* PROBLEM DETAILS: Identify the lines that contain the string "供用电设施的设计", then copy each of them.

(Collection entries)
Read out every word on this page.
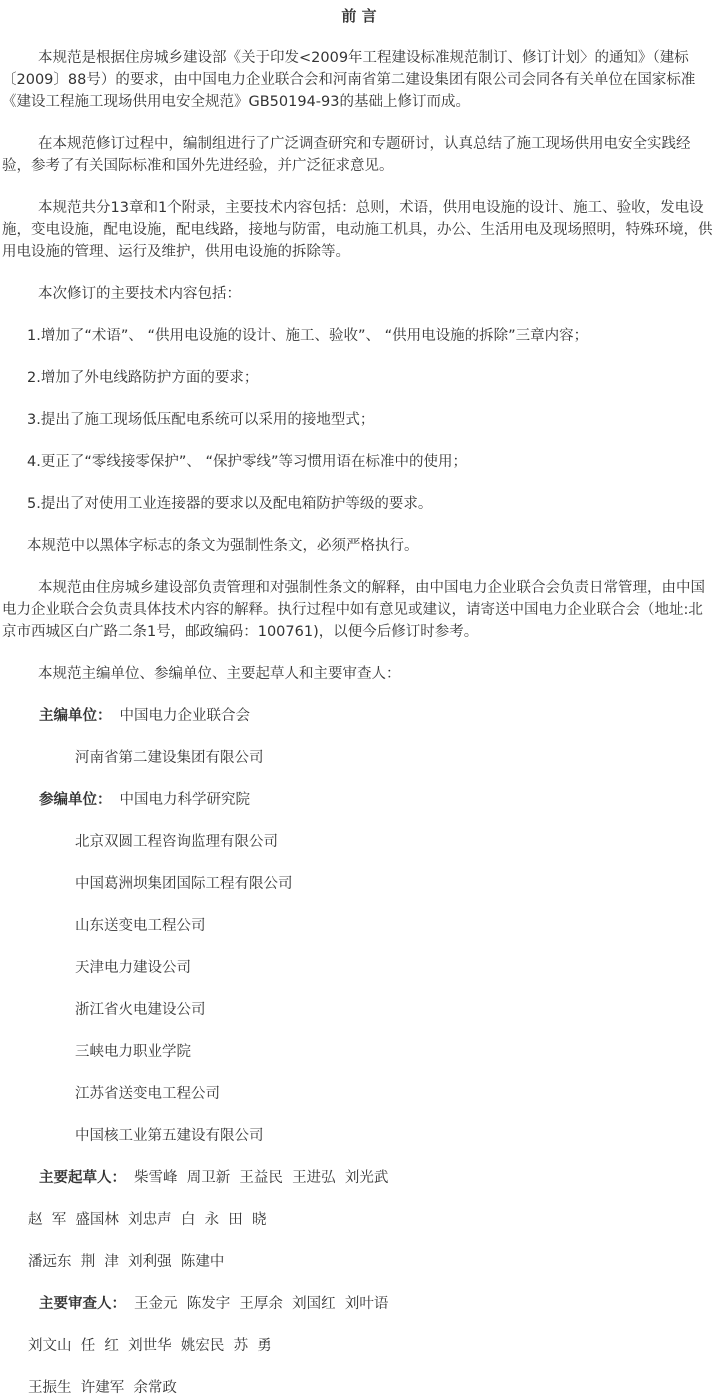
前 言

本规范是根据住房城乡建设部《关于印发<2009年工程建设标准规范制订、修订计划〉的通知》（建标〔2009〕88号）的要求，由中国电力企业联合会和河南省第二建设集团有限公司会同各有关单位在国家标准《建设工程施工现场供用电安全规范》GB50194-93的基础上修订而成。

在本规范修订过程中，编制组进行了广泛调查研究和专题研讨，认真总结了施工现场供用电安全实践经验，参考了有关国际标准和国外先进经验，并广泛征求意见。

本规范共分13章和1个附录，主要技术内容包括：总则，术语，供用电设施的设计、施工、验收，发电设施，变电设施，配电设施，配电线路，接地与防雷，电动施工机具，办公、生活用电及现场照明，特殊环境，供用电设施的管理、运行及维护，供用电设施的拆除等。

本次修订的主要技术内容包括：

1.增加了“术语”、 “供用电设施的设计、施工、验收”、 “供用电设施的拆除”三章内容；

2.增加了外电线路防护方面的要求；

3.提出了施工现场低压配电系统可以采用的接地型式；

4.更正了“零线接零保护”、 “保护零线”等习惯用语在标准中的使用；

5.提出了对使用工业连接器的要求以及配电箱防护等级的要求。

本规范中以黑体字标志的条文为强制性条文，必须严格执行。

本规范由住房城乡建设部负责管理和对强制性条文的解释，由中国电力企业联合会负责日常管理，由中国电力企业联合会负责具体技术内容的解释。执行过程中如有意见或建议，请寄送中国电力企业联合会（地址:北京市西城区白广路二条1号，邮政编码：100761)，以便今后修订时参考。

本规范主编单位、参编单位、主要起草人和主要审查人：

主编单位： 中国电力企业联合会

河南省第二建设集团有限公司

参编单位： 中国电力科学研究院

北京双圆工程咨询监理有限公司

中国葛洲坝集团国际工程有限公司

山东送变电工程公司

天津电力建设公司

浙江省火电建设公司

三峡电力职业学院

江苏省送变电工程公司

中国核工业第五建设有限公司

主要起草人： 柴雪峰  周卫新  王益民  王进弘  刘光武

赵  军  盛国林  刘忠声  白  永  田  晓

潘远东  荆  津  刘利强  陈建中

主要审查人： 王金元  陈发宇  王厚余  刘国红  刘叶语

刘文山  任  红  刘世华  姚宏民  苏  勇

王振生  许建军  余常政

* REPLY:
本规范共分13章和1个附录，主要技术内容包括：总则，术语，供用电设施的设计、施工、验收，发电设施，变电设施，配电设施，配电线路，接地与防雷，电动施工机具，办公、生活用电及现场照明，特殊环境，供用电设施的管理、运行及维护，供用电设施的拆除等。
1.增加了“术语”、 “供用电设施的设计、施工、验收”、 “供用电设施的拆除”三章内容；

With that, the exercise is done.